Task objective
Find every line with the string "PrivateFile" in it, count them, and reply with that count only.

····················

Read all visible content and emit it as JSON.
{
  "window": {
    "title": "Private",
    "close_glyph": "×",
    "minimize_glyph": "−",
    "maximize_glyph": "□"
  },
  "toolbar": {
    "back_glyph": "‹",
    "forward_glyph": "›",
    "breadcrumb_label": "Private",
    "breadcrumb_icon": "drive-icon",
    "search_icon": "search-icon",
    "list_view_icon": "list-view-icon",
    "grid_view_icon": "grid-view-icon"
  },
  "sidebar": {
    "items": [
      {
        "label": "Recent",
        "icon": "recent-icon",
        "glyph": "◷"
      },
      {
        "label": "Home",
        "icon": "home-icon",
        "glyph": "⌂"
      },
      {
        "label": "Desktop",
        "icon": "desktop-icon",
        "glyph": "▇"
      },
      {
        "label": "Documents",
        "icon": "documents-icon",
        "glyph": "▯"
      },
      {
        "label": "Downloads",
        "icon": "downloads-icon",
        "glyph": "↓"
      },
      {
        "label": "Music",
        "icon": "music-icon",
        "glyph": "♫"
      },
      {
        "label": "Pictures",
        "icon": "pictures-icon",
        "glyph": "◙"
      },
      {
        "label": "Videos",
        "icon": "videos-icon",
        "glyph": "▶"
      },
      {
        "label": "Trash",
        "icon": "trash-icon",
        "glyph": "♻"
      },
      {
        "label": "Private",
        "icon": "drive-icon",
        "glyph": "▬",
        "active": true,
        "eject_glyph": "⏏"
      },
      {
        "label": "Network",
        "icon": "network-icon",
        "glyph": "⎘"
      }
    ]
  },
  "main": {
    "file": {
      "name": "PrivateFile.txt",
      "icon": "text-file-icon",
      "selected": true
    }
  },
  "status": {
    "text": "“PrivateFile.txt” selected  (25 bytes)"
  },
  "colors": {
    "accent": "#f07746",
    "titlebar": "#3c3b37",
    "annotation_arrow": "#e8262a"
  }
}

····················

Exercise response
2